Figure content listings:
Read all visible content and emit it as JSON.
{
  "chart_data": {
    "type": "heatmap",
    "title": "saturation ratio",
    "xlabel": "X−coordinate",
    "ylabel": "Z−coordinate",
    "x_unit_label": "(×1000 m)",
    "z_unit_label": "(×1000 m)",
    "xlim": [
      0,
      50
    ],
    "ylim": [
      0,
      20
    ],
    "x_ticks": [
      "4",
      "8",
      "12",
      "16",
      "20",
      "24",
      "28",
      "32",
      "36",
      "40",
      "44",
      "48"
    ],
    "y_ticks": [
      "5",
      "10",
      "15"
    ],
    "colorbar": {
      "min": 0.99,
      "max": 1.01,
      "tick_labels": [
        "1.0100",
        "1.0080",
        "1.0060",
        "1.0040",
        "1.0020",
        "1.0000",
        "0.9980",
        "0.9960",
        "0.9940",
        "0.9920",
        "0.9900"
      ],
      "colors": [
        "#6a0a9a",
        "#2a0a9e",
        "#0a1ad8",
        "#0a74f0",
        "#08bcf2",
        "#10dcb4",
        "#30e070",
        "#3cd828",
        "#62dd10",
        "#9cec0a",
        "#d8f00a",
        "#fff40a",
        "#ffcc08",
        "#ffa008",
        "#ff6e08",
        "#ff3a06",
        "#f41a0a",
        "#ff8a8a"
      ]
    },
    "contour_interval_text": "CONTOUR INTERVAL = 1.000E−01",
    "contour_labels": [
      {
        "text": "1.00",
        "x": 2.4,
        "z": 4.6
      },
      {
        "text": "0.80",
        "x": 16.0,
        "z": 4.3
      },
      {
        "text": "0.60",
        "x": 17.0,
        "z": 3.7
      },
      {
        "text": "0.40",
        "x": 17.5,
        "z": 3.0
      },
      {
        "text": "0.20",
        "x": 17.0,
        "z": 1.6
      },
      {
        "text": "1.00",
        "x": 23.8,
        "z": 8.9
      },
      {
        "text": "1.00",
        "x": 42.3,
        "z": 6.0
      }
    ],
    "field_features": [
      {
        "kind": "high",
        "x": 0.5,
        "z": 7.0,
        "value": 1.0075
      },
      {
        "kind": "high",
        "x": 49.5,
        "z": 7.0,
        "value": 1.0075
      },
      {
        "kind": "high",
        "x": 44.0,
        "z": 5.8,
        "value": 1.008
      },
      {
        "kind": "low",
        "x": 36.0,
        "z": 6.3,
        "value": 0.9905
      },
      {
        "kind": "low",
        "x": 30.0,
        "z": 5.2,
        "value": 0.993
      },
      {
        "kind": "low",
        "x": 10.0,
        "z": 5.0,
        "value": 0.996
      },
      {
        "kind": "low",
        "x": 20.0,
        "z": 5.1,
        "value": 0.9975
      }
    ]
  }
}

* Task prompt *
Give the entries again in full, exactly as they are written.

* Solved exercise *
Read all visible content and emit it as JSON.
{
  "chart_data": {
    "type": "heatmap",
    "title": "saturation ratio",
    "xlabel": "X−coordinate",
    "ylabel": "Z−coordinate",
    "x_unit_label": "(×1000 m)",
    "z_unit_label": "(×1000 m)",
    "xlim": [
      0,
      50
    ],
    "ylim": [
      0,
      20
    ],
    "x_ticks": [
      "4",
      "8",
      "12",
      "16",
      "20",
      "24",
      "28",
      "32",
      "36",
      "40",
      "44",
      "48"
    ],
    "y_ticks": [
      "5",
      "10",
      "15"
    ],
    "colorbar": {
      "min": 0.99,
      "max": 1.01,
      "tick_labels": [
        "1.0100",
        "1.0080",
        "1.0060",
        "1.0040",
        "1.0020",
        "1.0000",
        "0.9980",
        "0.9960",
        "0.9940",
        "0.9920",
        "0.9900"
      ],
      "colors": [
        "#6a0a9a",
        "#2a0a9e",
        "#0a1ad8",
        "#0a74f0",
        "#08bcf2",
        "#10dcb4",
        "#30e070",
        "#3cd828",
        "#62dd10",
        "#9cec0a",
        "#d8f00a",
        "#fff40a",
        "#ffcc08",
        "#ffa008",
        "#ff6e08",
        "#ff3a06",
        "#f41a0a",
        "#ff8a8a"
      ]
    },
    "contour_interval_text": "CONTOUR INTERVAL = 1.000E−01",
    "contour_labels": [
      {
        "text": "1.00",
        "x": 2.4,
        "z": 4.6
      },
      {
        "text": "0.80",
        "x": 16.0,
        "z": 4.3
      },
      {
        "text": "0.60",
        "x": 17.0,
        "z": 3.7
      },
      {
        "text": "0.40",
        "x": 17.5,
        "z": 3.0
      },
      {
        "text": "0.20",
        "x": 17.0,
        "z": 1.6
      },
      {
        "text": "1.00",
        "x": 23.8,
        "z": 8.9
      },
      {
        "text": "1.00",
        "x": 42.3,
        "z": 6.0
      }
    ],
    "field_features": [
      {
        "kind": "high",
        "x": 0.5,
        "z": 7.0,
        "value": 1.0075
      },
      {
        "kind": "high",
        "x": 49.5,
        "z": 7.0,
        "value": 1.0075
      },
      {
        "kind": "high",
        "x": 44.0,
        "z": 5.8,
        "value": 1.008
      },
      {
        "kind": "low",
        "x": 36.0,
        "z": 6.3,
        "value": 0.9905
      },
      {
        "kind": "low",
        "x": 30.0,
        "z": 5.2,
        "value": 0.993
      },
      {
        "kind": "low",
        "x": 10.0,
        "z": 5.0,
        "value": 0.996
      },
      {
        "kind": "low",
        "x": 20.0,
        "z": 5.1,
        "value": 0.9975
      }
    ]
  }
}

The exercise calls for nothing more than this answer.